» **Task objective**
Filter the data for lines with the word "type", then copy every line so identified.

» **Exercise inputs**

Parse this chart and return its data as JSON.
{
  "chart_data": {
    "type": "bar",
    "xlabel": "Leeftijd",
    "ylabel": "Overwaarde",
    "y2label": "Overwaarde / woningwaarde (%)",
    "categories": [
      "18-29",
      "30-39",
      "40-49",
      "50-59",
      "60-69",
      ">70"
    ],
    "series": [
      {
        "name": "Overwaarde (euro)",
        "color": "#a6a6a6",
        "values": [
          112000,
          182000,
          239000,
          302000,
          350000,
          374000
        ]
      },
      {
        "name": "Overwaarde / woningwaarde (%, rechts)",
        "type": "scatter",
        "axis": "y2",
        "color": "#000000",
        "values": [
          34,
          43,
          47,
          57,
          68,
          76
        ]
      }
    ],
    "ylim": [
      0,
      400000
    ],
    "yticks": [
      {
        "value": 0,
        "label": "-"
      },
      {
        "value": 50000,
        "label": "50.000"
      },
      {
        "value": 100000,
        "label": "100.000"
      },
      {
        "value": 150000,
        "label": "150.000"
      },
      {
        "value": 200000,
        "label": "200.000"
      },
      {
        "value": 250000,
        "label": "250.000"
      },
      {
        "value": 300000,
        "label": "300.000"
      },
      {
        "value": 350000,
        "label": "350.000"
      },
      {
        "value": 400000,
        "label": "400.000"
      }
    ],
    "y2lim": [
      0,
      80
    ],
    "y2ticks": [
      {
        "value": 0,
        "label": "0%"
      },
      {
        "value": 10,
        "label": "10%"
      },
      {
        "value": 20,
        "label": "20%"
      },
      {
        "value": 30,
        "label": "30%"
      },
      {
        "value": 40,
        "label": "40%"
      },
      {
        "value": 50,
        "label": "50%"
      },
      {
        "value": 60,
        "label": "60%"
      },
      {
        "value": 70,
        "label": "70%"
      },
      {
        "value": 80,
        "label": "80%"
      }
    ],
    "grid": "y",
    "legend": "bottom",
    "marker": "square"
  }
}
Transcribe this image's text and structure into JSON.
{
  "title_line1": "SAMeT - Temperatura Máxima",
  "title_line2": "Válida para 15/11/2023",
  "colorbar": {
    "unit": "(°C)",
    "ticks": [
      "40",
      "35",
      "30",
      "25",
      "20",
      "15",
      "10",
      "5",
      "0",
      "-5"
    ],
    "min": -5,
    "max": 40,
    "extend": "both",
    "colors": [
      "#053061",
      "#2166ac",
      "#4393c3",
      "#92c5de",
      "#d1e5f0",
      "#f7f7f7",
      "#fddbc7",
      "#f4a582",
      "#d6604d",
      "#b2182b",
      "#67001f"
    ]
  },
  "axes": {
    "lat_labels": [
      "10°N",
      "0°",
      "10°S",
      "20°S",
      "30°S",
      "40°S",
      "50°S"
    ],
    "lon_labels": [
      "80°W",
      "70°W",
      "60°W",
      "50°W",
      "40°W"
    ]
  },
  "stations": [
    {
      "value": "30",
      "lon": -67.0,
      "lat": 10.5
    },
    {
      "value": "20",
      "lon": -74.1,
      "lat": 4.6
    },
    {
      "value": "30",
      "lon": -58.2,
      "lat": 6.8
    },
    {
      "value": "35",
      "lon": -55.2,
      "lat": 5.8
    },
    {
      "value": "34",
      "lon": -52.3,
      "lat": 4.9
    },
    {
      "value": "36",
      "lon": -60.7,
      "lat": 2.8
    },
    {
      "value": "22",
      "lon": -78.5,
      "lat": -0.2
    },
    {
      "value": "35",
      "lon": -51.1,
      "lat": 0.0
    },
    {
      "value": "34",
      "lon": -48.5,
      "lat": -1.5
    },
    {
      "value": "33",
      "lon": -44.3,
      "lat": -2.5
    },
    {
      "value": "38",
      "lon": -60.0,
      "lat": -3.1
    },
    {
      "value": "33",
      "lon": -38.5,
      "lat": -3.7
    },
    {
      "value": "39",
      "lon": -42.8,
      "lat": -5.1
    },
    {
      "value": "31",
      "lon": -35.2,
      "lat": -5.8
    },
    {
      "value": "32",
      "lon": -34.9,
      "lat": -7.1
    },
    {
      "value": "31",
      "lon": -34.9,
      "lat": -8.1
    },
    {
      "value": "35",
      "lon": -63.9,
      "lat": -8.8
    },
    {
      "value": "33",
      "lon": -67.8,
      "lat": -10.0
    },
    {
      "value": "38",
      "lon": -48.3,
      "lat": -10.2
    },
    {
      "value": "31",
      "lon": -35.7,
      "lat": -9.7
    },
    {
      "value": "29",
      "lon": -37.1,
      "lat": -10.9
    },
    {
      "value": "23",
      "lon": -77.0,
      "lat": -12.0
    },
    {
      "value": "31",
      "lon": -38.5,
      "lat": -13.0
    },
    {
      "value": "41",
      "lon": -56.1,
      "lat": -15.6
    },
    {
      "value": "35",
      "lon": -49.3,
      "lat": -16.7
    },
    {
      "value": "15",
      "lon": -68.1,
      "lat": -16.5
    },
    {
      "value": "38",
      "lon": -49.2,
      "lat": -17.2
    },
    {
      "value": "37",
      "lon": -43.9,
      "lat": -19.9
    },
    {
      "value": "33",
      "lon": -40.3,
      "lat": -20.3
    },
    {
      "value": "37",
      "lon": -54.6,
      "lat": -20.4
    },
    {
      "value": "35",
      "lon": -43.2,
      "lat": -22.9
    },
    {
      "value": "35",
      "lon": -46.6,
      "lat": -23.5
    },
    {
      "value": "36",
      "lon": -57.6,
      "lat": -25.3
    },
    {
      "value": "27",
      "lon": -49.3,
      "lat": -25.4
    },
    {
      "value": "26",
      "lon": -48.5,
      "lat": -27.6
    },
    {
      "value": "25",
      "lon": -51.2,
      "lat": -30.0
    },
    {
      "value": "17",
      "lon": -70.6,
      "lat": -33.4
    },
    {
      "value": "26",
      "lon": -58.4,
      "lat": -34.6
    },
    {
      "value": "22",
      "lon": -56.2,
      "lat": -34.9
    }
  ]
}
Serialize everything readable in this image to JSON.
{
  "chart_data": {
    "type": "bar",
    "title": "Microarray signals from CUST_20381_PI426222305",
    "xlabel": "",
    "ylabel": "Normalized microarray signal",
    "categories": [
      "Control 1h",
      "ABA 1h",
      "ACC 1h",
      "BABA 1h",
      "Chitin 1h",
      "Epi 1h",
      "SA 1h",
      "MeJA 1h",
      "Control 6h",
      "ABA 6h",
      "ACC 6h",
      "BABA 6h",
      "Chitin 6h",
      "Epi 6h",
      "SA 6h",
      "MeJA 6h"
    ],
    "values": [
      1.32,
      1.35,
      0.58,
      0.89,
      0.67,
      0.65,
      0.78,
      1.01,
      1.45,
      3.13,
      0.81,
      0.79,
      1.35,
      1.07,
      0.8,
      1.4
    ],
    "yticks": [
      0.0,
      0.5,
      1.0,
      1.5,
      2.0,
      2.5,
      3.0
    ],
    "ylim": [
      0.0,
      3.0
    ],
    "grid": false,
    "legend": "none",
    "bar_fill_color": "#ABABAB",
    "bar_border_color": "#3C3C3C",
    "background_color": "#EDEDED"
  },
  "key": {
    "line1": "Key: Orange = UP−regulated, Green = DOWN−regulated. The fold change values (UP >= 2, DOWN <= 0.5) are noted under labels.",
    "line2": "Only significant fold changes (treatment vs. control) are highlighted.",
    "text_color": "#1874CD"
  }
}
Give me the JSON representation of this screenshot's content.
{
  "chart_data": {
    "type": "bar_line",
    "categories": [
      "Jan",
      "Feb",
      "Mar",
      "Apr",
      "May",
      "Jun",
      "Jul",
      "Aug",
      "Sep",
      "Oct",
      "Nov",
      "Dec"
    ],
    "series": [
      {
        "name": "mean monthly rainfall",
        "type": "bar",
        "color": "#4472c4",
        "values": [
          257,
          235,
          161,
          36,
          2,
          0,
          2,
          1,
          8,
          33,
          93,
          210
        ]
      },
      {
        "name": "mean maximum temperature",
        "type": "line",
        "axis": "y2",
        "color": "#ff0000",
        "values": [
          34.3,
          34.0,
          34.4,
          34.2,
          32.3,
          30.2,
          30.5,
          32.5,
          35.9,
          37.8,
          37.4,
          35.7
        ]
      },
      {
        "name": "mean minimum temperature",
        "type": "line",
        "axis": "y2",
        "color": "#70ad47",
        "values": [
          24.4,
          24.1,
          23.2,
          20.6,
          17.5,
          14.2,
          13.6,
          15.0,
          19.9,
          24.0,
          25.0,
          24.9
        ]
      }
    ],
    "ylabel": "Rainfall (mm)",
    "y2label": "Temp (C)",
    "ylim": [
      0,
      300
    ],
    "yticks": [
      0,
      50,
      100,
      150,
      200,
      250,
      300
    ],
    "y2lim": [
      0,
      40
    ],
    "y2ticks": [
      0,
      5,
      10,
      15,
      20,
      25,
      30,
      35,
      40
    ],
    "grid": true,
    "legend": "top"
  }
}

» **Response to this exercise**
    "type": "bar",
        "type": "scatter",
    "type": "bar",
    "type": "bar_line",
        "type": "bar",
        "type": "line",
        "type": "line",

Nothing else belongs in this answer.